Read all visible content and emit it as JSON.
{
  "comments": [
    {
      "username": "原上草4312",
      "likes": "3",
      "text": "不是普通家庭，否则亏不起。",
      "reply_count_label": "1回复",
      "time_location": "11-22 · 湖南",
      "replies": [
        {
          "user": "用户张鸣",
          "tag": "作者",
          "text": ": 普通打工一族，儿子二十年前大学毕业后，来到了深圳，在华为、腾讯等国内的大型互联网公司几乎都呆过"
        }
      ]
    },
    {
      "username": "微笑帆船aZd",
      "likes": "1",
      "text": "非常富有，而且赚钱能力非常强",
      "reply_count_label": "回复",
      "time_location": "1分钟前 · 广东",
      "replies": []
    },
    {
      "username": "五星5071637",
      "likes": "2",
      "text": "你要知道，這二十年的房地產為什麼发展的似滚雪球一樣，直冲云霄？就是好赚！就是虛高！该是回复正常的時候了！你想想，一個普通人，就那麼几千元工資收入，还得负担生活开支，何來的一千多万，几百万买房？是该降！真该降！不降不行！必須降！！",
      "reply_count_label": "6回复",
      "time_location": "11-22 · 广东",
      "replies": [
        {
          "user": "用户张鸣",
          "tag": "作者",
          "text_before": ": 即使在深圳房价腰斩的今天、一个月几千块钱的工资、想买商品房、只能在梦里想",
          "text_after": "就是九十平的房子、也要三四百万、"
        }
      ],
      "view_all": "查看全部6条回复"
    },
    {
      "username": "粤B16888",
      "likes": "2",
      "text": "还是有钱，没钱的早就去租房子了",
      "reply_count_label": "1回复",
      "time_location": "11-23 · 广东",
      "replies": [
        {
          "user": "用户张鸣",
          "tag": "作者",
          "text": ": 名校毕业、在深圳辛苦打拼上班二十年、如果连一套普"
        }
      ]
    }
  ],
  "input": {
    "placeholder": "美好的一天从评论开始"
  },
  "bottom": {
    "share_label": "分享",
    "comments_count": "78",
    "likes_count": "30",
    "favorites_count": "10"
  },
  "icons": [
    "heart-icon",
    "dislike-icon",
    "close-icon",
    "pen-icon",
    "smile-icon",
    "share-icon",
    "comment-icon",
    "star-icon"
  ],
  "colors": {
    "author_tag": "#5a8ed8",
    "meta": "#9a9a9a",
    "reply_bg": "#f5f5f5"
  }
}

_____

**AIM OF THE TASK**.
Repeat all the entries exactly as given.

**ANSWER IN FULL**.
Read all visible content and emit it as JSON.
{
  "comments": [
    {
      "username": "原上草4312",
      "likes": "3",
      "text": "不是普通家庭，否则亏不起。",
      "reply_count_label": "1回复",
      "time_location": "11-22 · 湖南",
      "replies": [
        {
          "user": "用户张鸣",
          "tag": "作者",
          "text": ": 普通打工一族，儿子二十年前大学毕业后，来到了深圳，在华为、腾讯等国内的大型互联网公司几乎都呆过"
        }
      ]
    },
    {
      "username": "微笑帆船aZd",
      "likes": "1",
      "text": "非常富有，而且赚钱能力非常强",
      "reply_count_label": "回复",
      "time_location": "1分钟前 · 广东",
      "replies": []
    },
    {
      "username": "五星5071637",
      "likes": "2",
      "text": "你要知道，這二十年的房地產為什麼发展的似滚雪球一樣，直冲云霄？就是好赚！就是虛高！该是回复正常的時候了！你想想，一個普通人，就那麼几千元工資收入，还得负担生活开支，何來的一千多万，几百万买房？是该降！真该降！不降不行！必須降！！",
      "reply_count_label": "6回复",
      "time_location": "11-22 · 广东",
      "replies": [
        {
          "user": "用户张鸣",
          "tag": "作者",
          "text_before": ": 即使在深圳房价腰斩的今天、一个月几千块钱的工资、想买商品房、只能在梦里想",
          "text_after": "就是九十平的房子、也要三四百万、"
        }
      ],
      "view_all": "查看全部6条回复"
    },
    {
      "username": "粤B16888",
      "likes": "2",
      "text": "还是有钱，没钱的早就去租房子了",
      "reply_count_label": "1回复",
      "time_location": "11-23 · 广东",
      "replies": [
        {
          "user": "用户张鸣",
          "tag": "作者",
          "text": ": 名校毕业、在深圳辛苦打拼上班二十年、如果连一套普"
        }
      ]
    }
  ],
  "input": {
    "placeholder": "美好的一天从评论开始"
  },
  "bottom": {
    "share_label": "分享",
    "comments_count": "78",
    "likes_count": "30",
    "favorites_count": "10"
  },
  "icons": [
    "heart-icon",
    "dislike-icon",
    "close-icon",
    "pen-icon",
    "smile-icon",
    "share-icon",
    "comment-icon",
    "star-icon"
  ],
  "colors": {
    "author_tag": "#5a8ed8",
    "meta": "#9a9a9a",
    "reply_bg": "#f5f5f5"
  }
}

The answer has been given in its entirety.